=== Extract provided ===

According to the legend that Old Nan tells Bran, the Others are “cold dead things that hate iron and fire and “the touch of the sun”. What interests us for now is the “touch of the sun” because it makes you think that the Others are gargoyles.

A gargoyle is a beast that remains in its stone form during the day (it’s a statue), but at night, the gargoyle comes to life to terrorize the place they guard. That is exactly the behavior of The Others, they terrorize the watch during winter nights and disappear (or "melt away") during the day when the "touch of the sun" reaches them. This explains of course that the end of the "Long Night" was called "the battle for the dawn", since the idea is to make The Others 'melt' definitively.

There is another interesting place in terms of gargoyles, the crypt of Winterfell.

As we know, when the Starks (lords or kings) die, a statue of ‘their likeness’ is built in their honor and a sword is placed on their lap. The sword does exactly what the "the touch of the sun" do to the gargoyles (and the Others) keep them still. The sword keeps "the vengeful spirits" inside the crypt. Apparently, the Starks feared (or hoped) that their dead would rise, at least the kings. This is where things get interesting.

=== Excerpted data ===
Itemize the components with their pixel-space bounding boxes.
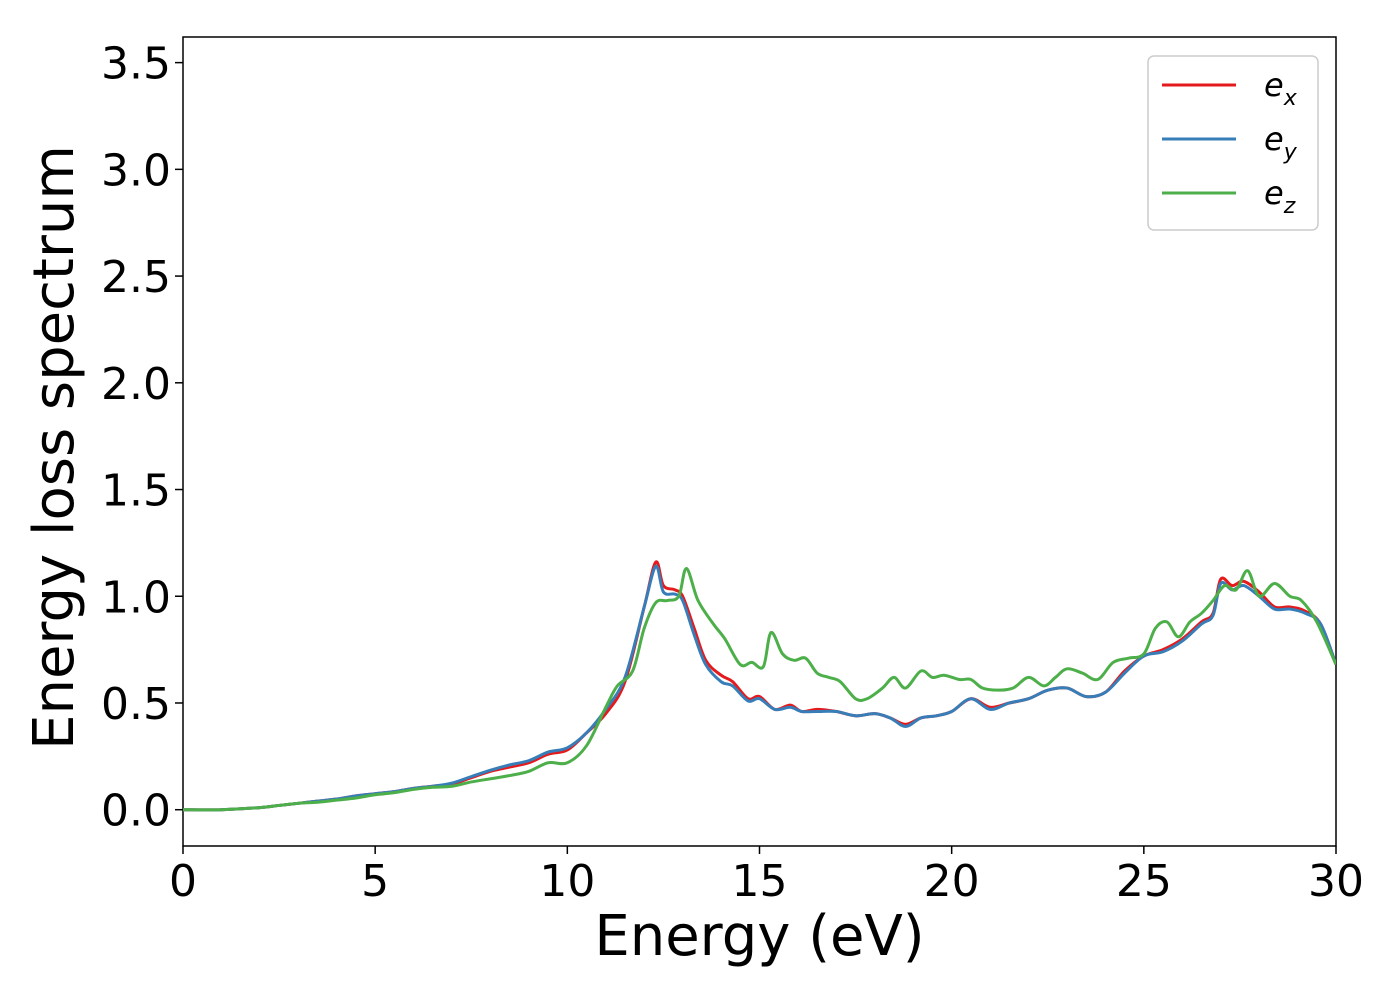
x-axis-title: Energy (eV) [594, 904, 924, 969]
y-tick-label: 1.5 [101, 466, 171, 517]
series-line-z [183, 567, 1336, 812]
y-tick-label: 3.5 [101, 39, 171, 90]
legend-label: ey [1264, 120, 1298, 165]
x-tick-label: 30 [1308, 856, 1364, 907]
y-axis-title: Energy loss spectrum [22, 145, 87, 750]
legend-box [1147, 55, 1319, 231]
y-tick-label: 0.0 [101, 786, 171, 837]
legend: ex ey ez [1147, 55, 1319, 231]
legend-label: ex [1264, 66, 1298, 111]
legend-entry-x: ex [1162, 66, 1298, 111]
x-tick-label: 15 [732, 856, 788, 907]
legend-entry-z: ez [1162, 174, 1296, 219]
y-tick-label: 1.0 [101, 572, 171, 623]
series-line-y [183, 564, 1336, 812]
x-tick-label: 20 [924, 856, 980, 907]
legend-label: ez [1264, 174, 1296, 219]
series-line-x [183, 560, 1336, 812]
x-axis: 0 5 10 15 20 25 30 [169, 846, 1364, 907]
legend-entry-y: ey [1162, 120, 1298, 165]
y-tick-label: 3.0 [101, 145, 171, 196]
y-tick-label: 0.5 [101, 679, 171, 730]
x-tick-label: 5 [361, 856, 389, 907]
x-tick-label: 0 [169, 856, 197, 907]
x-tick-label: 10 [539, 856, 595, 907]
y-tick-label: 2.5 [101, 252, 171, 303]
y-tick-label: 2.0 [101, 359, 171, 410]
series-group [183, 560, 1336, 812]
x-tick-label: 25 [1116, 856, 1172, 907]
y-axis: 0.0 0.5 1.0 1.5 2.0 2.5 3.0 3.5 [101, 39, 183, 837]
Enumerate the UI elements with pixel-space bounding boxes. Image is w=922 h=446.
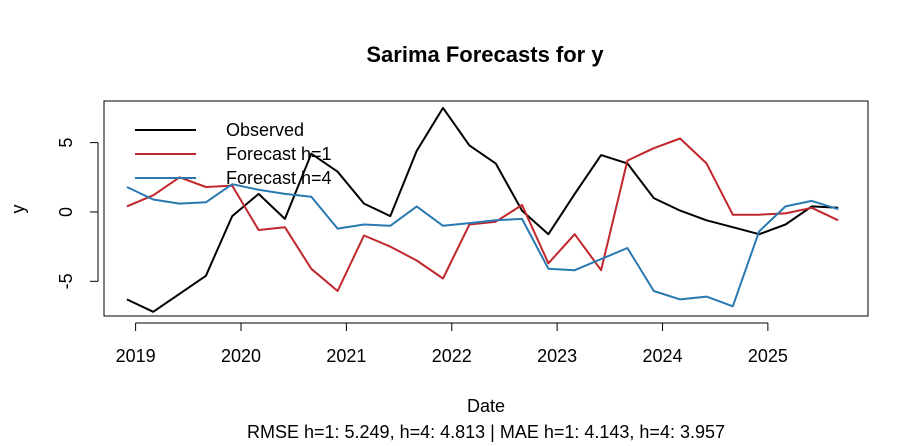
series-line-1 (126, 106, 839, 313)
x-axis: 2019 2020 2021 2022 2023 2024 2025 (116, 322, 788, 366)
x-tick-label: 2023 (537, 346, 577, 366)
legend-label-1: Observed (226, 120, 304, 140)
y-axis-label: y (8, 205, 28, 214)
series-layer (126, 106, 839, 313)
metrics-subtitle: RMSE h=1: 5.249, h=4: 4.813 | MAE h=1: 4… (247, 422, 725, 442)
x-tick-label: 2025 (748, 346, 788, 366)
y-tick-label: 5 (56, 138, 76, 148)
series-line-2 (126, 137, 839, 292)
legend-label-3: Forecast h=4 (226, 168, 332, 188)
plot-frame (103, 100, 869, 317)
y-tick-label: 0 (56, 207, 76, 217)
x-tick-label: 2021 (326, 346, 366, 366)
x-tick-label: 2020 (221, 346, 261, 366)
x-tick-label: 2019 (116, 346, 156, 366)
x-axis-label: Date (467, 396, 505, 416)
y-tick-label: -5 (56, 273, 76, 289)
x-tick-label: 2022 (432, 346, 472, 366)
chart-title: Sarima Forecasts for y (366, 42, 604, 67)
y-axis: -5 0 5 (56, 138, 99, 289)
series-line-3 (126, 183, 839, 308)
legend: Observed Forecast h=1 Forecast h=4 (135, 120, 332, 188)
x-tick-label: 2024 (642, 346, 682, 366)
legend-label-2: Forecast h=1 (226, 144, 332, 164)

=== Instructions to follow ===
Write the next part of the piece on the Others as gargoyles, picking up after its final sentence. The listing is separate material with no tie to the text on the Others and gargoyles.

=== Response to this exercise ===
As we know, the legend that I mentioned before, speaks of the Last Hero, the one responsible for finding the magic that ends the long night. Old Nan doesn't finish the story, so we don't know what he found, but we know that he was the last of a group of 13 people, and that after his companions die one by one, he is all alone and his sword “froze so hard”, that the steel shattered when he tried to use it.

Related to this legend, there’s another hero, Azor Ahai. This one needed a "special" sword, but when forging it, it breaks twice. Eventually he realizes that what he needs to forge it once and for all, is his wife’s blood, so he sacrifices her.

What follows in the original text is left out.